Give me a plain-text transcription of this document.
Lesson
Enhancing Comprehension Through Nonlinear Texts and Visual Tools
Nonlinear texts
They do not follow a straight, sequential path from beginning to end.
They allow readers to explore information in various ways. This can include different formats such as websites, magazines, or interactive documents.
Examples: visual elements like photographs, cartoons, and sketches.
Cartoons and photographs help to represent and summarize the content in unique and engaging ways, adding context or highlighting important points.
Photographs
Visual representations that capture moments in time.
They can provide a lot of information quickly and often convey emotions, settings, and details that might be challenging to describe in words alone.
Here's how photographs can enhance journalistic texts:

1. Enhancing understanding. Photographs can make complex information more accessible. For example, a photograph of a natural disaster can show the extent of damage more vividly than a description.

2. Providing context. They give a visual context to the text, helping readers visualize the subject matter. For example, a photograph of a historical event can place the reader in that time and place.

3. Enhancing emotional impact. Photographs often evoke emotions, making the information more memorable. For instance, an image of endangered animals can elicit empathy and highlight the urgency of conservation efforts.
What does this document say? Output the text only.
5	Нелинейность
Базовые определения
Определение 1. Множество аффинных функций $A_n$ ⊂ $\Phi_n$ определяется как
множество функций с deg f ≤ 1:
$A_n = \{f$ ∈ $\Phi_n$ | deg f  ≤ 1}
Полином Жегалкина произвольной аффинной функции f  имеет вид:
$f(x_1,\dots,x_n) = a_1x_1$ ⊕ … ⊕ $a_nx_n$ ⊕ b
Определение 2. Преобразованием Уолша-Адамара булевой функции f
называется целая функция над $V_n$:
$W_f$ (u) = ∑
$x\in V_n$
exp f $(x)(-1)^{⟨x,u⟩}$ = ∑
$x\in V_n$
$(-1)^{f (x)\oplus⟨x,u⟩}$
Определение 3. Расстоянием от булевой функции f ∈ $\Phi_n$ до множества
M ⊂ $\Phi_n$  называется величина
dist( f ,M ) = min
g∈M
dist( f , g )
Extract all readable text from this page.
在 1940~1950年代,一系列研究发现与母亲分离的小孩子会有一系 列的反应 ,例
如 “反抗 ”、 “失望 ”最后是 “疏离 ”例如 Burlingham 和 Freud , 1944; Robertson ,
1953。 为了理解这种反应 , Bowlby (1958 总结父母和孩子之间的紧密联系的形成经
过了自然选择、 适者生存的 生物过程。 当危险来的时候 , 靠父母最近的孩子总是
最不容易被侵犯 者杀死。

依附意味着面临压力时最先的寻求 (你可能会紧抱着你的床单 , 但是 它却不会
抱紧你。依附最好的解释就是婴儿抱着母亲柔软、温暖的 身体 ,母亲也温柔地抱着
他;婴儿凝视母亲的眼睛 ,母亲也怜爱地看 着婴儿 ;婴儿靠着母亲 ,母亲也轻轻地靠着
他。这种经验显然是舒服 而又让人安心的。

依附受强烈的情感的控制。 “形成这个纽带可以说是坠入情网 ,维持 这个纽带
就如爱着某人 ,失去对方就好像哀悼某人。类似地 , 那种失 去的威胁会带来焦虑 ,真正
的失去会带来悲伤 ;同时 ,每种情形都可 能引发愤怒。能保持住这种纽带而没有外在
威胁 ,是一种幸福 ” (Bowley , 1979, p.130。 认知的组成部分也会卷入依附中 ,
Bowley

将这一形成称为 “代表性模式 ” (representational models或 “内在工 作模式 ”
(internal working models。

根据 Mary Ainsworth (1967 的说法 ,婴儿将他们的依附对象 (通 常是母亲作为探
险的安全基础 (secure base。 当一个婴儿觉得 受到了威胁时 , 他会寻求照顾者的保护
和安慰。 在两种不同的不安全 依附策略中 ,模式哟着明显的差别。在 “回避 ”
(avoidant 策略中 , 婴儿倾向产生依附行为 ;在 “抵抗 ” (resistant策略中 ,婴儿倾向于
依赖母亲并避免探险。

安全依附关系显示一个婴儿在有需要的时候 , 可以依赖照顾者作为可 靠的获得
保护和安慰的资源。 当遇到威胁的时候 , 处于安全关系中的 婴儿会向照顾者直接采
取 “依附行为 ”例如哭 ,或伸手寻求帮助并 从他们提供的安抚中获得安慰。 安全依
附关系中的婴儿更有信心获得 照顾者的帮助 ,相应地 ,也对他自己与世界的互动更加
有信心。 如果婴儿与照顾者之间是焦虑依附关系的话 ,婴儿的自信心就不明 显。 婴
- - - -
• **Required task**:
From the data above, work out how many lines contain the string "Определение" and reply with only the number.

• **Exercise solution**:
3